Exercise prompt: For the data below, work out how many lines contain the word "Dynamic" and supply only that number.

Collection entries
# # # #
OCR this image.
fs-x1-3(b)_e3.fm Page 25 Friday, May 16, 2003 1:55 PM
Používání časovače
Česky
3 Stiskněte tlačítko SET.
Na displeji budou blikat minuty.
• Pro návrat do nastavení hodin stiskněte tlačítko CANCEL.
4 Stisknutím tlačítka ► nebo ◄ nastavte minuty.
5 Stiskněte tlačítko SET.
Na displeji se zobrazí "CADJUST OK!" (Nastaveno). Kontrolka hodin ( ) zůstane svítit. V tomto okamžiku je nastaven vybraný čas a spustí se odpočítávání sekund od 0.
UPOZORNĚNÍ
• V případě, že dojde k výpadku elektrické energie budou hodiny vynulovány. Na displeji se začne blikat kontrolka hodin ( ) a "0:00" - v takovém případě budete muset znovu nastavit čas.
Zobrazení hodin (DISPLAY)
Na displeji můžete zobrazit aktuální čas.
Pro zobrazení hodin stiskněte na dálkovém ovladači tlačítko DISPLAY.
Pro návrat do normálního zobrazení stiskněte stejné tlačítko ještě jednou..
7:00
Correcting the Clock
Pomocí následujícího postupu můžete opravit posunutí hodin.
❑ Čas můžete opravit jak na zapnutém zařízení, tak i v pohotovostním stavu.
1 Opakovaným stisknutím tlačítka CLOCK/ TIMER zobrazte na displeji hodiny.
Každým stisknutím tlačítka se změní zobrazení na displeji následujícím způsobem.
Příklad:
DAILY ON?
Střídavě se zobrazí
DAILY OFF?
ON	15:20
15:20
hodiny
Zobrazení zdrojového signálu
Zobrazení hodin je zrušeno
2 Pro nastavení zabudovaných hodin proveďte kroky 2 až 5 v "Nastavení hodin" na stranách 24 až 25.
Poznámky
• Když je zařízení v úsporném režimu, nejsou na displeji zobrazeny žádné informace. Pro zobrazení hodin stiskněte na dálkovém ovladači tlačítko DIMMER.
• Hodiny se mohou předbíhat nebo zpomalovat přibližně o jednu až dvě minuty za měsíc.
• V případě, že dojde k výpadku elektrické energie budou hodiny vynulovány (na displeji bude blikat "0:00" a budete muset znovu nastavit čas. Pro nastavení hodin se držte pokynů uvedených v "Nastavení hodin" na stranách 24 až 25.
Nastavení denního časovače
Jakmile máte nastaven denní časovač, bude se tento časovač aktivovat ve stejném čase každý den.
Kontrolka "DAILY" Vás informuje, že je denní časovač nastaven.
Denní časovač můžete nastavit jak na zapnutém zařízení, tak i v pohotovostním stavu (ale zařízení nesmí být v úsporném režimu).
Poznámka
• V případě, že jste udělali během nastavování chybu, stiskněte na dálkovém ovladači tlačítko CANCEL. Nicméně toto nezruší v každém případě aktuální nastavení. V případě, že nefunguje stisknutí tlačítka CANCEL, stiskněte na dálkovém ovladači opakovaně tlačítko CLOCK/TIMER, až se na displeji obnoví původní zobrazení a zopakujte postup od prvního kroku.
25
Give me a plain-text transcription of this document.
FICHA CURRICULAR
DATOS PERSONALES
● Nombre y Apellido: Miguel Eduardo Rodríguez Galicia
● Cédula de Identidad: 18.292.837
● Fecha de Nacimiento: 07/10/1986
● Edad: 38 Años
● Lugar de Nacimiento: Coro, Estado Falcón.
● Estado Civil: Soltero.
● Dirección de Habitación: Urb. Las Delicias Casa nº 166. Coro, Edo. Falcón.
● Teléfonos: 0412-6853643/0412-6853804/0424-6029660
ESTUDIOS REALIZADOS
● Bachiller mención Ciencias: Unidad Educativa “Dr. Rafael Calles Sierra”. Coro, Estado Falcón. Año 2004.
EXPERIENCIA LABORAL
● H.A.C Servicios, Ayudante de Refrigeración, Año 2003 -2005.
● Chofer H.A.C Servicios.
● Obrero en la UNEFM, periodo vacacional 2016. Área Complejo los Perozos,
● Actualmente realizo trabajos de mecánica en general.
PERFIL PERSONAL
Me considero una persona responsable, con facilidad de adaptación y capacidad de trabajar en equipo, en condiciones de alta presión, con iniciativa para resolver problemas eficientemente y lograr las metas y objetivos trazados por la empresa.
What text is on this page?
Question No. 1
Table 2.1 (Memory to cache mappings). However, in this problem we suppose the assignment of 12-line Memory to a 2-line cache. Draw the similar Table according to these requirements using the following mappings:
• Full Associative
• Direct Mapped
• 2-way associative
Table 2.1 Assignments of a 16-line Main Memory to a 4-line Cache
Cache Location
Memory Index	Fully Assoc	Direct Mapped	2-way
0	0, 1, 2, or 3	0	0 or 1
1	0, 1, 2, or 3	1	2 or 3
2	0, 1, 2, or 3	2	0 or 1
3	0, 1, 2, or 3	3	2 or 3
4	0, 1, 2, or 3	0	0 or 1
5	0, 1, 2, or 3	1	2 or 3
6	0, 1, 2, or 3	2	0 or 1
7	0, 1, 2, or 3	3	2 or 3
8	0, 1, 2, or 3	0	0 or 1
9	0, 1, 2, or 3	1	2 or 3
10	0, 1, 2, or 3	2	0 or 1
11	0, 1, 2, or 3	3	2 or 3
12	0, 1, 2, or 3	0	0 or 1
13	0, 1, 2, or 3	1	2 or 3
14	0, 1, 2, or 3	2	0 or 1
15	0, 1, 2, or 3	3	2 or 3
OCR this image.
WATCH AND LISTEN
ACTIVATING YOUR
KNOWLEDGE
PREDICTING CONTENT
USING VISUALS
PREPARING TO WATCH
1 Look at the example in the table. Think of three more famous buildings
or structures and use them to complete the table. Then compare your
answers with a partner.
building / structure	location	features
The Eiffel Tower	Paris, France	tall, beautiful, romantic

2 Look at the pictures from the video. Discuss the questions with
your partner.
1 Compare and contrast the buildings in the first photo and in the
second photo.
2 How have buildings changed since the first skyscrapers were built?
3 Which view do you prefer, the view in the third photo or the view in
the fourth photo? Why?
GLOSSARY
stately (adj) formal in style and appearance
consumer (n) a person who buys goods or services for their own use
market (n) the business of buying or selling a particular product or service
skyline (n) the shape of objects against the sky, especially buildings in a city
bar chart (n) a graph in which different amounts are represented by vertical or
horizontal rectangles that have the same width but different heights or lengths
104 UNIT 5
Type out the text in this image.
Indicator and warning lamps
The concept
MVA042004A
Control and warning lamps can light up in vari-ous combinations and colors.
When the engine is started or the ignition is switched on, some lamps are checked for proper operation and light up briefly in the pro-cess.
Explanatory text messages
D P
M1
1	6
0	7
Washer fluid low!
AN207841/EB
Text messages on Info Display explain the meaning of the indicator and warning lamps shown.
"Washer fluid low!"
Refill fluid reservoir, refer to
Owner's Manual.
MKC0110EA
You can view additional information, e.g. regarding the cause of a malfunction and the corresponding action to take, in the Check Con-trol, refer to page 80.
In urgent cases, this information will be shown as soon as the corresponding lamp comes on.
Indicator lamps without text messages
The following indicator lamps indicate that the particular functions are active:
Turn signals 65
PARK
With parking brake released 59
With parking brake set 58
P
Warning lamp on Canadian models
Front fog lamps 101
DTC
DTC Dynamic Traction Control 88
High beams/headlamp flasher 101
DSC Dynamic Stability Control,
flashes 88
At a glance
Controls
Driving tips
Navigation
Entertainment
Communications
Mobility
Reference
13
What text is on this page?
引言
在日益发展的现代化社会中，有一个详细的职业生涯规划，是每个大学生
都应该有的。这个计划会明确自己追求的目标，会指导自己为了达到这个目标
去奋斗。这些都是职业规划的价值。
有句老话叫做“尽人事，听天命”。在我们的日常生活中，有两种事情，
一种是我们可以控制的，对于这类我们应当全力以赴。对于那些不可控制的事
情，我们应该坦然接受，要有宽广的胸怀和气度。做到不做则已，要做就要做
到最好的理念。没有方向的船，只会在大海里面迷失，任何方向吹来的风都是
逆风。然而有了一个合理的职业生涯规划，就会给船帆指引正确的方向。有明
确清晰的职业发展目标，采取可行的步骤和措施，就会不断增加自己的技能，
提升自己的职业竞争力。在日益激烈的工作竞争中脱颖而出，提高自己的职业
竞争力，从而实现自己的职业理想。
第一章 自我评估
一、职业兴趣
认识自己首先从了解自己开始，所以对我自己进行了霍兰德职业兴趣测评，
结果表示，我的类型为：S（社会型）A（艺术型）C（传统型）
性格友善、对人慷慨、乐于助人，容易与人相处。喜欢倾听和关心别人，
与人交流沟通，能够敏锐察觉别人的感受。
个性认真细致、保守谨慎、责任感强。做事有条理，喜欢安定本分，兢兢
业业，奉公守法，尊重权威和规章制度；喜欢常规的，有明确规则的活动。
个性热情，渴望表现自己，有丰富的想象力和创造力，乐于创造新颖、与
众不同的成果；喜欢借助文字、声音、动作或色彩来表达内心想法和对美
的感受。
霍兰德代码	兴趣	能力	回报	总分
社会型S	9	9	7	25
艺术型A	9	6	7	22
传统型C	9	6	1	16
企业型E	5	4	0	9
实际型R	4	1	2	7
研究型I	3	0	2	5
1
# # # #
Solved exercise: 2